**YOUR INSTRUCTIONS**
Images appear in the records below; leave them out and repeat everything else exactly.

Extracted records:
········
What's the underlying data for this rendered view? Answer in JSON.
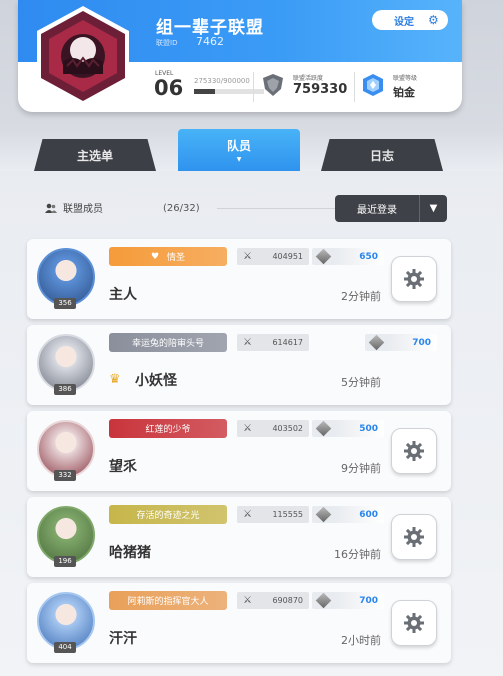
{
  "guild": {
    "name": "组一辈子联盟",
    "id_label": "联盟ID",
    "id": "7462",
    "settings_label": "设定",
    "level_label": "LEVEL",
    "level": "06",
    "exp_text": "275330/900000",
    "exp_fraction": 0.306,
    "activity_label": "联盟活跃度",
    "activity": "759330",
    "rank_label": "联盟等级",
    "rank": "铂金"
  },
  "tabs": [
    {
      "label": "主选单",
      "active": false
    },
    {
      "label": "队员",
      "active": true
    },
    {
      "label": "日志",
      "active": false
    }
  ],
  "members_header": {
    "label": "联盟成员",
    "count": "(26/32)",
    "sort_label": "最近登录"
  },
  "members": [
    {
      "level": "356",
      "title": "情圣",
      "power": "404951",
      "contrib": "650",
      "name": "主人",
      "time": "2分钟前",
      "title_color": "#f59b3a"
    },
    {
      "level": "386",
      "title": "幸运兔的陪审头号",
      "power": "614617",
      "contrib": "700",
      "name": "小妖怪",
      "time": "5分钟前",
      "title_color": "#8a8f9c"
    },
    {
      "level": "332",
      "title": "红莲的少爷",
      "power": "403502",
      "contrib": "500",
      "name": "望乑",
      "time": "9分钟前",
      "title_color": "#c9343b"
    },
    {
      "level": "196",
      "title": "存活的奇迹之光",
      "power": "115555",
      "contrib": "600",
      "name": "哈猪猪",
      "time": "16分钟前",
      "title_color": "#c6b64a"
    },
    {
      "level": "404",
      "title": "阿莉斯的指挥官大人",
      "power": "690870",
      "contrib": "700",
      "name": "汗汗",
      "time": "2小时前",
      "title_color": "#e9a05a"
    }
  ],
  "colors": {
    "accent": "#3b9cf6",
    "tab_dark": "#3c3f45"
  }
}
········
**RESULT OF THE EXERCISE**
What's the underlying data for this rendered view? Answer in JSON.
{
  "guild": {
    "name": "组一辈子联盟",
    "id_label": "联盟ID",
    "id": "7462",
    "settings_label": "设定",
    "level_label": "LEVEL",
    "level": "06",
    "exp_text": "275330/900000",
    "exp_fraction": 0.306,
    "activity_label": "联盟活跃度",
    "activity": "759330",
    "rank_label": "联盟等级",
    "rank": "铂金"
  },
  "tabs": [
    {
      "label": "主选单",
      "active": false
    },
    {
      "label": "队员",
      "active": true
    },
    {
      "label": "日志",
      "active": false
    }
  ],
  "members_header": {
    "label": "联盟成员",
    "count": "(26/32)",
    "sort_label": "最近登录"
  },
  "members": [
    {
      "level": "356",
      "title": "情圣",
      "power": "404951",
      "contrib": "650",
      "name": "主人",
      "time": "2分钟前",
      "title_color": "#f59b3a"
    },
    {
      "level": "386",
      "title": "幸运兔的陪审头号",
      "power": "614617",
      "contrib": "700",
      "name": "小妖怪",
      "time": "5分钟前",
      "title_color": "#8a8f9c"
    },
    {
      "level": "332",
      "title": "红莲的少爷",
      "power": "403502",
      "contrib": "500",
      "name": "望乑",
      "time": "9分钟前",
      "title_color": "#c9343b"
    },
    {
      "level": "196",
      "title": "存活的奇迹之光",
      "power": "115555",
      "contrib": "600",
      "name": "哈猪猪",
      "time": "16分钟前",
      "title_color": "#c6b64a"
    },
    {
      "level": "404",
      "title": "阿莉斯的指挥官大人",
      "power": "690870",
      "contrib": "700",
      "name": "汗汗",
      "time": "2小时前",
      "title_color": "#e9a05a"
    }
  ],
  "colors": {
    "accent": "#3b9cf6",
    "tab_dark": "#3c3f45"
  }
}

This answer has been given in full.